Find the string "учреждениями" and gather every line that holds it.
* * * *
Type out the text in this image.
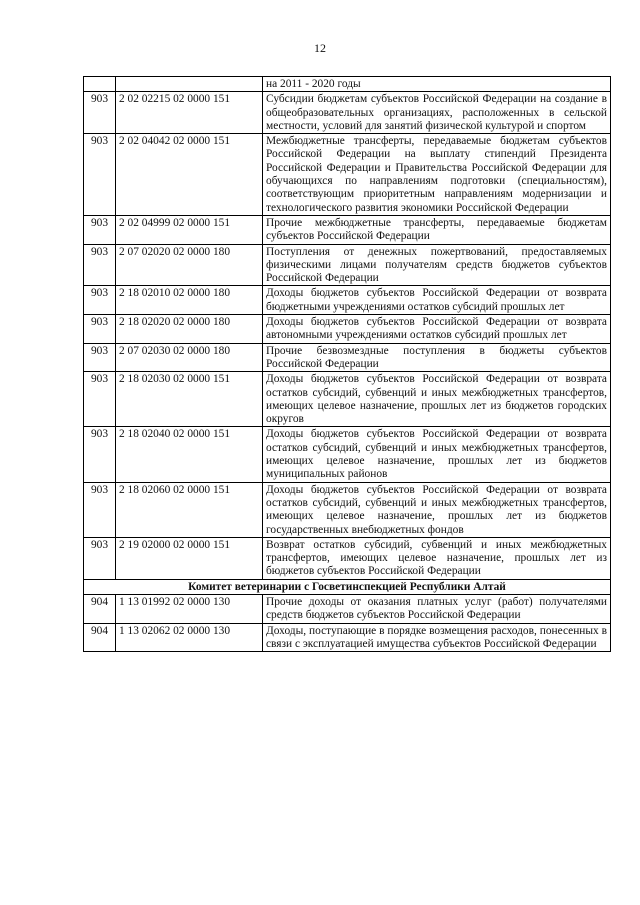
12
		на 2011 - 2020 годы
903	2 02 02215 02 0000 151	Субсидии бюджетам субъектов Российской Федерации на создание в общеобразовательных организациях, расположенных в сельской местности, условий для занятий физической культурой и спортом
903	2 02 04042 02 0000 151	Межбюджетные трансферты, передаваемые бюджетам субъектов Российской Федерации на выплату стипендий Президента Российской Федерации и Правительства Российской Федерации для обучающихся по направлениям подготовки (специальностям), соответствующим приоритетным направлениям модернизации и технологического развития экономики Российской Федерации
903	2 02 04999 02 0000 151	Прочие межбюджетные трансферты, передаваемые бюджетам субъектов Российской Федерации
903	2 07 02020 02 0000 180	Поступления от денежных пожертвований, предоставляемых физическими лицами получателям средств бюджетов субъектов Российской Федерации
903	2 18 02010 02 0000 180	Доходы бюджетов субъектов Российской Федерации от возврата бюджетными учреждениями остатков субсидий прошлых лет
903	2 18 02020 02 0000 180	Доходы бюджетов субъектов Российской Федерации от возврата автономными учреждениями остатков субсидий прошлых лет
903	2 07 02030 02 0000 180	Прочие безвозмездные поступления в бюджеты субъектов Российской Федерации
903	2 18 02030 02 0000 151	Доходы бюджетов субъектов Российской Федерации от возврата остатков субсидий, субвенций и иных межбюджетных трансфертов, имеющих целевое назначение, прошлых лет из бюджетов городских округов
903	2 18 02040 02 0000 151	Доходы бюджетов субъектов Российской Федерации от возврата остатков субсидий, субвенций и иных межбюджетных трансфертов, имеющих целевое назначение, прошлых лет из бюджетов муниципальных районов
903	2 18 02060 02 0000 151	Доходы бюджетов субъектов Российской Федерации от возврата остатков субсидий, субвенций и иных межбюджетных трансфертов, имеющих целевое назначение, прошлых лет из бюджетов государственных внебюджетных фондов
903	2 19 02000 02 0000 151	Возврат остатков субсидий, субвенций и иных межбюджетных трансфертов, имеющих целевое назначение, прошлых лет из бюджетов субъектов Российской Федерации
Комитет ветеринарии с Госветинспекцией Республики Алтай		
904	1 13 01992 02 0000 130	Прочие доходы от оказания платных услуг (работ) получателями средств бюджетов субъектов Российской Федерации
904	1 13 02062 02 0000 130	Доходы, поступающие в порядке возмещения расходов, понесенных в связи с эксплуатацией имущества субъектов Российской Федерации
* * * *
## TASK RESULT
903	2 18 02010 02 0000 180	Доходы бюджетов субъектов Российской Федерации от возврата бюджетными учреждениями остатков субсидий прошлых лет
903	2 18 02020 02 0000 180	Доходы бюджетов субъектов Российской Федерации от возврата автономными учреждениями остатков субсидий прошлых лет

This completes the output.